Stored items:
=====

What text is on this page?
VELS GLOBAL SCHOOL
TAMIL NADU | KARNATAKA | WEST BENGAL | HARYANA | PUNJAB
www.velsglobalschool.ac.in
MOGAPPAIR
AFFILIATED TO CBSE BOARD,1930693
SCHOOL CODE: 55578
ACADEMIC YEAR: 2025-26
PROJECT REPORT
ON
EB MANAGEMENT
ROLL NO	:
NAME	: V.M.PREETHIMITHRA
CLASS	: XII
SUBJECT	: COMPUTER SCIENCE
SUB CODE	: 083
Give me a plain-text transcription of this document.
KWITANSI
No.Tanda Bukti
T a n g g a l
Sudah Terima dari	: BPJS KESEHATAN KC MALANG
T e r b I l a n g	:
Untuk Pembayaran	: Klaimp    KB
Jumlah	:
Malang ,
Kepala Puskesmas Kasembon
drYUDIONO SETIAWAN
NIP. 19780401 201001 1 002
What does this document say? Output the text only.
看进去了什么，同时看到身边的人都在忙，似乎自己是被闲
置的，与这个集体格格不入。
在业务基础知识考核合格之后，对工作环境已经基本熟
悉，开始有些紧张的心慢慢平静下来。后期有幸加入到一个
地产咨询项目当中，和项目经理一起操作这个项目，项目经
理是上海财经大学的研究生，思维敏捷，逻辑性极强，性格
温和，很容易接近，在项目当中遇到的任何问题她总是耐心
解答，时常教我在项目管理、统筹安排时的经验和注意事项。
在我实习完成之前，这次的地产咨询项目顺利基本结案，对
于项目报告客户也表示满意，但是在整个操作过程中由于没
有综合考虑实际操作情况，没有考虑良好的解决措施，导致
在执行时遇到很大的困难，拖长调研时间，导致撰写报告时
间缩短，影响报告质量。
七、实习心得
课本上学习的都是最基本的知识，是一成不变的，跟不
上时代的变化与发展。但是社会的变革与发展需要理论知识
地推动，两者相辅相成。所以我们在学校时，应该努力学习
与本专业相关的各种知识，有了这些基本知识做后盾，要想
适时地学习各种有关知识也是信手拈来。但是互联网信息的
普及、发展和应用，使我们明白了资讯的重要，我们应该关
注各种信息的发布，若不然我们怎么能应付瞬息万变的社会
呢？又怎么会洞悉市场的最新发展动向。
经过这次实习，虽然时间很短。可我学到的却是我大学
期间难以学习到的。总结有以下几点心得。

=====

Problem to solve: Each record above must be given again exactly.

Answer below:
What text is on this page?
VELS GLOBAL SCHOOL
TAMIL NADU | KARNATAKA | WEST BENGAL | HARYANA | PUNJAB
www.velsglobalschool.ac.in
MOGAPPAIR
AFFILIATED TO CBSE BOARD,1930693
SCHOOL CODE: 55578
ACADEMIC YEAR: 2025-26
PROJECT REPORT
ON
EB MANAGEMENT
ROLL NO	:
NAME	: V.M.PREETHIMITHRA
CLASS	: XII
SUBJECT	: COMPUTER SCIENCE
SUB CODE	: 083
Give me a plain-text transcription of this document.
KWITANSI
No.Tanda Bukti
T a n g g a l
Sudah Terima dari	: BPJS KESEHATAN KC MALANG
T e r b I l a n g	:
Untuk Pembayaran	: Klaimp    KB
Jumlah	:
Malang ,
Kepala Puskesmas Kasembon
drYUDIONO SETIAWAN
NIP. 19780401 201001 1 002
What does this document say? Output the text only.
看进去了什么，同时看到身边的人都在忙，似乎自己是被闲
置的，与这个集体格格不入。
在业务基础知识考核合格之后，对工作环境已经基本熟
悉，开始有些紧张的心慢慢平静下来。后期有幸加入到一个
地产咨询项目当中，和项目经理一起操作这个项目，项目经
理是上海财经大学的研究生，思维敏捷，逻辑性极强，性格
温和，很容易接近，在项目当中遇到的任何问题她总是耐心
解答，时常教我在项目管理、统筹安排时的经验和注意事项。
在我实习完成之前，这次的地产咨询项目顺利基本结案，对
于项目报告客户也表示满意，但是在整个操作过程中由于没
有综合考虑实际操作情况，没有考虑良好的解决措施，导致
在执行时遇到很大的困难，拖长调研时间，导致撰写报告时
间缩短，影响报告质量。
七、实习心得
课本上学习的都是最基本的知识，是一成不变的，跟不
上时代的变化与发展。但是社会的变革与发展需要理论知识
地推动，两者相辅相成。所以我们在学校时，应该努力学习
与本专业相关的各种知识，有了这些基本知识做后盾，要想
适时地学习各种有关知识也是信手拈来。但是互联网信息的
普及、发展和应用，使我们明白了资讯的重要，我们应该关
注各种信息的发布，若不然我们怎么能应付瞬息万变的社会
呢？又怎么会洞悉市场的最新发展动向。
经过这次实习，虽然时间很短。可我学到的却是我大学
期间难以学习到的。总结有以下几点心得。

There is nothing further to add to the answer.